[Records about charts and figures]
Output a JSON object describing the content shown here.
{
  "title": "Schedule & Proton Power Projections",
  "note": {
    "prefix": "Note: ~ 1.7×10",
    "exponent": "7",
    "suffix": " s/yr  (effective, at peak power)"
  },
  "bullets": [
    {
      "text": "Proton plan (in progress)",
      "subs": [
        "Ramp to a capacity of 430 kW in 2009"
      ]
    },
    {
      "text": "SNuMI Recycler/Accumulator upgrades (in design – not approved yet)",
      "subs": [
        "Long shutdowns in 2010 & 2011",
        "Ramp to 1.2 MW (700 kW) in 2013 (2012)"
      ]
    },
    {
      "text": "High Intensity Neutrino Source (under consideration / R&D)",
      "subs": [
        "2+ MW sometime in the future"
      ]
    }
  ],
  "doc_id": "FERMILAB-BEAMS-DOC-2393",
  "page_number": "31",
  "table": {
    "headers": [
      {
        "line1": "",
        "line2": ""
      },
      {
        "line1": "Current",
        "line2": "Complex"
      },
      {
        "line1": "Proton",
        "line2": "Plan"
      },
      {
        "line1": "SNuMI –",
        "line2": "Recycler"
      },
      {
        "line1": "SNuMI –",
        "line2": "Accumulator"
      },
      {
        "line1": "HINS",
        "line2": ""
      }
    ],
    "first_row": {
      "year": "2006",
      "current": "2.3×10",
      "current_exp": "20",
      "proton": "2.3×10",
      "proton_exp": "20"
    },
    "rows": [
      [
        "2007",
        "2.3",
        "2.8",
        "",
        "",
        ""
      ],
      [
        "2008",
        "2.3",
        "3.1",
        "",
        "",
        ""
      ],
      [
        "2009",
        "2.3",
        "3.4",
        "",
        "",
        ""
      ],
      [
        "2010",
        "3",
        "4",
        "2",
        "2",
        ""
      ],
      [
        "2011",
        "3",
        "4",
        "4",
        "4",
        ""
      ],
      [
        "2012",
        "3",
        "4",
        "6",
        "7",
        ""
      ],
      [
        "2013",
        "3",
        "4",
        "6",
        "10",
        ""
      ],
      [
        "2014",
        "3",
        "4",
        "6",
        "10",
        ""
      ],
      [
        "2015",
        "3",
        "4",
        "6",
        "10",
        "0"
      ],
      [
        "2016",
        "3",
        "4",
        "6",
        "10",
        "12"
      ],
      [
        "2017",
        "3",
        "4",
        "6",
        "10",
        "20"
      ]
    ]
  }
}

• **Set problem**: Using the records given above, list every line that includes the word "text".

• **Answer to the task**:
      "text": "Proton plan (in progress)",
      "text": "SNuMI Recycler/Accumulator upgrades (in design – not approved yet)",
      "text": "High Intensity Neutrino Source (under consideration / R&D)",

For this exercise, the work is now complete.